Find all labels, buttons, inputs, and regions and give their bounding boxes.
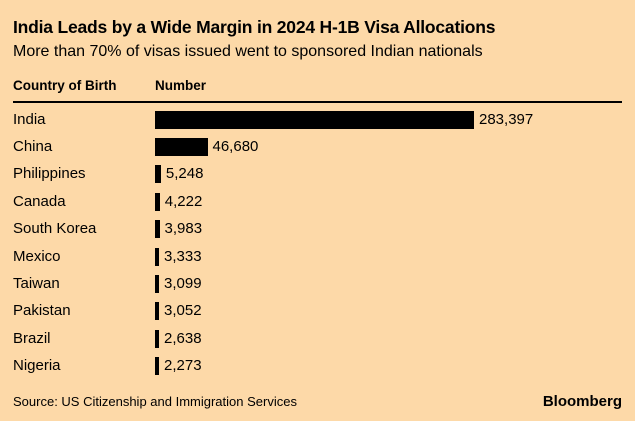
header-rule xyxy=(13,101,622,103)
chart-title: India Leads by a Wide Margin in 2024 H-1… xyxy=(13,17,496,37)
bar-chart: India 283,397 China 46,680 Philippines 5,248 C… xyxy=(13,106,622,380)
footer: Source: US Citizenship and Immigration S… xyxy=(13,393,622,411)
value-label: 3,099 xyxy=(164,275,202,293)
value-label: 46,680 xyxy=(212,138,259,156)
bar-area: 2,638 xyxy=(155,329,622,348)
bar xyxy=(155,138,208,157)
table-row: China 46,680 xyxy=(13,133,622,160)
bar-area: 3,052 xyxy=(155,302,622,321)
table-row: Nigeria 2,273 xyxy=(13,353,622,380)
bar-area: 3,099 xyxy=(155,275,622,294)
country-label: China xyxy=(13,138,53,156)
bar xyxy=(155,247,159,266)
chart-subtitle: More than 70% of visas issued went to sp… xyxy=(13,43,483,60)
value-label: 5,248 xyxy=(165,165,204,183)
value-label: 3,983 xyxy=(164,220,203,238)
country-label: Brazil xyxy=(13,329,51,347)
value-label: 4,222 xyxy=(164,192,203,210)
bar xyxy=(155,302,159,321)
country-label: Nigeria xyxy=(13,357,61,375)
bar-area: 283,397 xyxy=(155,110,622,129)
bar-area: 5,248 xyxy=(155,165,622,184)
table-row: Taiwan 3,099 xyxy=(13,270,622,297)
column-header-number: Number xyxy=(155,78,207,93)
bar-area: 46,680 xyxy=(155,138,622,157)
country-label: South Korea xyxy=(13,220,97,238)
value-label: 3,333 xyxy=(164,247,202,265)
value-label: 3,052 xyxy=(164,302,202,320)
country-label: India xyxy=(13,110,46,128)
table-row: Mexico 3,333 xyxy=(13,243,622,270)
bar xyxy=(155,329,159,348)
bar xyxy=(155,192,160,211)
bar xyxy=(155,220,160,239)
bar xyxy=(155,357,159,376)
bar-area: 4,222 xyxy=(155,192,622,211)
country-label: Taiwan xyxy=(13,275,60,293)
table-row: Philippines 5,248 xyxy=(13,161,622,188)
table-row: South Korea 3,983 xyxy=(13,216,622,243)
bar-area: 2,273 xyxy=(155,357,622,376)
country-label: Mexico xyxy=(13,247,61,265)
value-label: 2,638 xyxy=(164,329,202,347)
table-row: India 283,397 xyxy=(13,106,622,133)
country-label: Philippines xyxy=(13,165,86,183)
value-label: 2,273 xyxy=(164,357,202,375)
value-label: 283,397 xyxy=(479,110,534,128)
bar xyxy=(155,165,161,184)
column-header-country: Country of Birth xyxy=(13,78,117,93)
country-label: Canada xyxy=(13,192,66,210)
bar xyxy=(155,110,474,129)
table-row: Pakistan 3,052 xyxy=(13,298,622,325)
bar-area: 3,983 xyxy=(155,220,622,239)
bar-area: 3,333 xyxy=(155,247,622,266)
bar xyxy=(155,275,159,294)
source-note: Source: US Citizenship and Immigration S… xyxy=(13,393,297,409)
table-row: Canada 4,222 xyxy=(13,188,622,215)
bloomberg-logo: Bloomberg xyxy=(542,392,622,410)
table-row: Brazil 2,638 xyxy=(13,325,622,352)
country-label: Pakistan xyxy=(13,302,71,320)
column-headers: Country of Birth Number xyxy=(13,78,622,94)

SET EXERCISE ▸ Can you render all of the data above as a JSON list of strings, one string per line, with blank lines left out? Omit the picture from your answer.

FINAL ANSWER ▸
[
  "Find all labels, buttons, inputs, and regions and give their bounding boxes.",
  "header-rule xyxy=(13,101,622,103)",
  "chart-title: India Leads by a Wide Margin in 2024 H-1… xyxy=(13,17,496,37)",
  "bar-chart: India 283,397 China 46,680 Philippines 5,248 C… xyxy=(13,106,622,380)",
  "footer: Source: US Citizenship and Immigration S… xyxy=(13,393,622,411)",
  "value-label: 3,099 xyxy=(164,275,202,293)",
  "value-label: 46,680 xyxy=(212,138,259,156)",
  "bar-area: 2,638 xyxy=(155,329,622,348)",
  "bar xyxy=(155,138,208,157)",
  "table-row: China 46,680 xyxy=(13,133,622,160)",
  "bar-area: 3,052 xyxy=(155,302,622,321)",
  "table-row: Nigeria 2,273 xyxy=(13,353,622,380)",
  "bar-area: 3,099 xyxy=(155,275,622,294)",
  "country-label: China xyxy=(13,138,53,156)",
  "bar xyxy=(155,247,159,266)",
  "chart-subtitle: More than 70% of visas issued went to sp… xyxy=(13,43,483,60)",
  "value-label: 5,248 xyxy=(165,165,204,183)",
  "value-label: 3,983 xyxy=(164,220,203,238)",
  "country-label: Brazil xyxy=(13,329,51,347)",
  "value-label: 4,222 xyxy=(164,192,203,210)",
  "bar xyxy=(155,302,159,321)",
  "country-label: Nigeria xyxy=(13,357,61,375)",
  "bar-area: 283,397 xyxy=(155,110,622,129)",
  "bar-area: 5,248 xyxy=(155,165,622,184)",
  "table-row: Taiwan 3,099 xyxy=(13,270,622,297)",
  "column-header-number: Number xyxy=(155,78,207,93)",
  "bar-area: 46,680 xyxy=(155,138,622,157)",
  "country-label: South Korea xyxy=(13,220,97,238)",
  "value-label: 3,333 xyxy=(164,247,202,265)",
  "value-label: 3,052 xyxy=(164,302,202,320)",
  "country-label: India xyxy=(13,110,46,128)",
  "table-row: Mexico 3,333 xyxy=(13,243,622,270)",
  "bar xyxy=(155,329,159,348)",
  "bar xyxy=(155,192,160,211)",
  "bar xyxy=(155,220,160,239)",
  "bar xyxy=(155,357,159,376)",
  "bar-area: 4,222 xyxy=(155,192,622,211)",
  "country-label: Taiwan xyxy=(13,275,60,293)",
  "table-row: Philippines 5,248 xyxy=(13,161,622,188)",
  "table-row: South Korea 3,983 xyxy=(13,216,622,243)",
  "bar-area: 2,273 xyxy=(155,357,622,376)",
  "country-label: Mexico xyxy=(13,247,61,265)",
  "value-label: 2,638 xyxy=(164,329,202,347)",
  "table-row: India 283,397 xyxy=(13,106,622,133)",
  "country-label: Philippines xyxy=(13,165,86,183)",
  "value-label: 2,273 xyxy=(164,357,202,375)",
  "value-label: 283,397 xyxy=(479,110,534,128)",
  "bar xyxy=(155,165,161,184)",
  "column-header-country: Country of Birth xyxy=(13,78,117,93)",
  "country-label: Canada xyxy=(13,192,66,210)",
  "bar xyxy=(155,110,474,129)",
  "table-row: Pakistan 3,052 xyxy=(13,298,622,325)",
  "bar-area: 3,983 xyxy=(155,220,622,239)",
  "bar-area: 3,333 xyxy=(155,247,622,266)",
  "bar xyxy=(155,275,159,294)",
  "source-note: Source: US Citizenship and Immigration S… xyxy=(13,393,297,409)",
  "table-row: Canada 4,222 xyxy=(13,188,622,215)",
  "bloomberg-logo: Bloomberg xyxy=(542,392,622,410)",
  "table-row: Brazil 2,638 xyxy=(13,325,622,352)",
  "country-label: Pakistan xyxy=(13,302,71,320)",
  "column-headers: Country of Birth Number xyxy=(13,78,622,94)"
]